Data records
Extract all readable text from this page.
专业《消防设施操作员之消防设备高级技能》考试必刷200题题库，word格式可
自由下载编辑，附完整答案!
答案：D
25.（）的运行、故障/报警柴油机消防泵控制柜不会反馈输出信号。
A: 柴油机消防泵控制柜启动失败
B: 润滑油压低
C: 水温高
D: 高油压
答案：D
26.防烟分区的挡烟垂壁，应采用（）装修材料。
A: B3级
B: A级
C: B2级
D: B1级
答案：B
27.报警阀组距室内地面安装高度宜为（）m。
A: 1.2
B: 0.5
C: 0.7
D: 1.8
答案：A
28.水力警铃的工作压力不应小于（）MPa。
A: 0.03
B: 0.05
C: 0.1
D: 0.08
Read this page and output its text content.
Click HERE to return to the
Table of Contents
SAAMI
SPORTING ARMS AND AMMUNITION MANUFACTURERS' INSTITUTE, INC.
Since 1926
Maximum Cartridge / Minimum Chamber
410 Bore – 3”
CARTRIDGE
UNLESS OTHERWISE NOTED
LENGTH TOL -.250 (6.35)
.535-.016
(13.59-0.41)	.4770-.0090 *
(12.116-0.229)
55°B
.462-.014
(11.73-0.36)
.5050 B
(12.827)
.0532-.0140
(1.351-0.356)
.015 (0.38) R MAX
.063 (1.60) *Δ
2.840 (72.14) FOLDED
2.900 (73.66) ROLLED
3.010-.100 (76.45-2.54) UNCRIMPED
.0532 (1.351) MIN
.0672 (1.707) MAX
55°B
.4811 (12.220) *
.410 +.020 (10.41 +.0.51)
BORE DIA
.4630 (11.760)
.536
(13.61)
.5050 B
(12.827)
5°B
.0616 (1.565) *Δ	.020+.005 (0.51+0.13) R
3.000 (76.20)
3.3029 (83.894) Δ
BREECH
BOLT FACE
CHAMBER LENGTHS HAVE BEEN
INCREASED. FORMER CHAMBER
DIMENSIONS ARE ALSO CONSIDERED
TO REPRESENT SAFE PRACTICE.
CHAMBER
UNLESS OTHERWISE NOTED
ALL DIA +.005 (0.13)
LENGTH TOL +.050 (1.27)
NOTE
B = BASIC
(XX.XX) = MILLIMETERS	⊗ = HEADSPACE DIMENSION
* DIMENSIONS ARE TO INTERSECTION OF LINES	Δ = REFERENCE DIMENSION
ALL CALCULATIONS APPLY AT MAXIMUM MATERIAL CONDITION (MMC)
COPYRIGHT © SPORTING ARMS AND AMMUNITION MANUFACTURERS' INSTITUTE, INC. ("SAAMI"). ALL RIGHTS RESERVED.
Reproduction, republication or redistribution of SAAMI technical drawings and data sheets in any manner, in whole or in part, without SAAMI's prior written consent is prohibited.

...

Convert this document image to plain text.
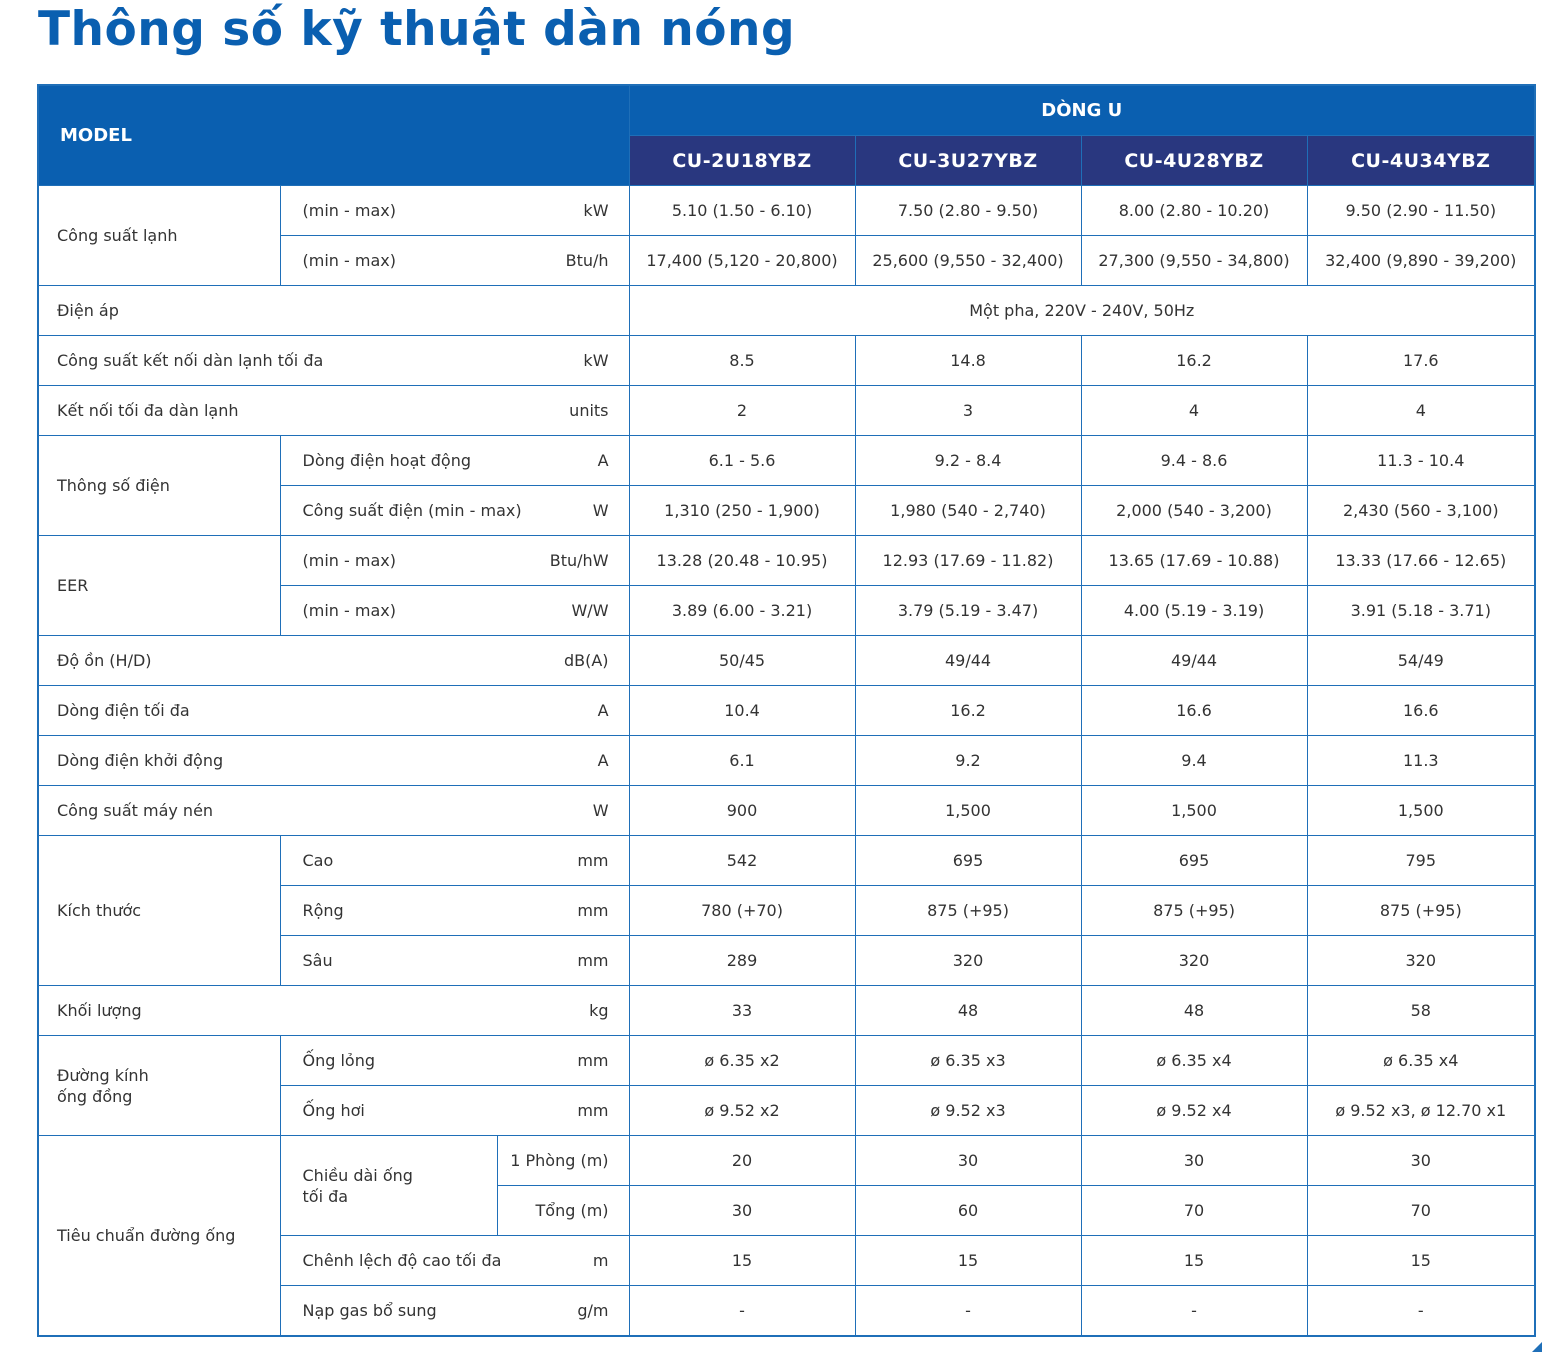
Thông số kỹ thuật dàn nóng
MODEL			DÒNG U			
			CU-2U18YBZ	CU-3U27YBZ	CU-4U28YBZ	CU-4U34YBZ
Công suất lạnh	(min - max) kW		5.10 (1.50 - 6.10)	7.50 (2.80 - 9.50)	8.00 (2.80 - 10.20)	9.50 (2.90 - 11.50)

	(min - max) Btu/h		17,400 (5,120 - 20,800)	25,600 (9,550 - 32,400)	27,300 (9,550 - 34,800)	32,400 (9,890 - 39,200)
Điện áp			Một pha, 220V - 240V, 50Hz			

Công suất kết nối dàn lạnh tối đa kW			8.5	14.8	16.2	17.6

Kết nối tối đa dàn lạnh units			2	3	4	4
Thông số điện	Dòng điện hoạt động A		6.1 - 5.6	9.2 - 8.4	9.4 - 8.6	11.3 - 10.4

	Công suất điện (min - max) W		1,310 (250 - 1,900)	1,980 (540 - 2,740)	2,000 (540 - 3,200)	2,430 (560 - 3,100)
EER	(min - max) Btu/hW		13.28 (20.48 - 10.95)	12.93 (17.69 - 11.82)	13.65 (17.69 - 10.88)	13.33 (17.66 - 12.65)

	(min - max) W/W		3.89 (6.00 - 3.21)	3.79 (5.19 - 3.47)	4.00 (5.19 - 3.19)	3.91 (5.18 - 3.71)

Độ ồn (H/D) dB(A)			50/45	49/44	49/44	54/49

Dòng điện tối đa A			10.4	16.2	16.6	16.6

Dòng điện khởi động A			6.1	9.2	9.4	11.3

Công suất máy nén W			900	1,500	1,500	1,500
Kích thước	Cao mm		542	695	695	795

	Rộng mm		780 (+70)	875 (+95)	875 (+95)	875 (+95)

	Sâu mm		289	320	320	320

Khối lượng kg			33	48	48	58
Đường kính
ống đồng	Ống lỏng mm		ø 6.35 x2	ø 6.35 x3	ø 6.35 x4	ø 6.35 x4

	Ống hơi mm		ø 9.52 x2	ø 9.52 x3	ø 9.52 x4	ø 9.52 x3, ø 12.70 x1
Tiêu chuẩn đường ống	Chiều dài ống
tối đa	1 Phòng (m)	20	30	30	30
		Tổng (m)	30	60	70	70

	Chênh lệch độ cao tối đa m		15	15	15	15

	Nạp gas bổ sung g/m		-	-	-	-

▸ GIVEN EXERCISE
Extract every line above containing the word "this".

▸ RESPONSE BELOW
Extract all readable text from this page.
Read this page and output its text content.
Convert this document image to plain text.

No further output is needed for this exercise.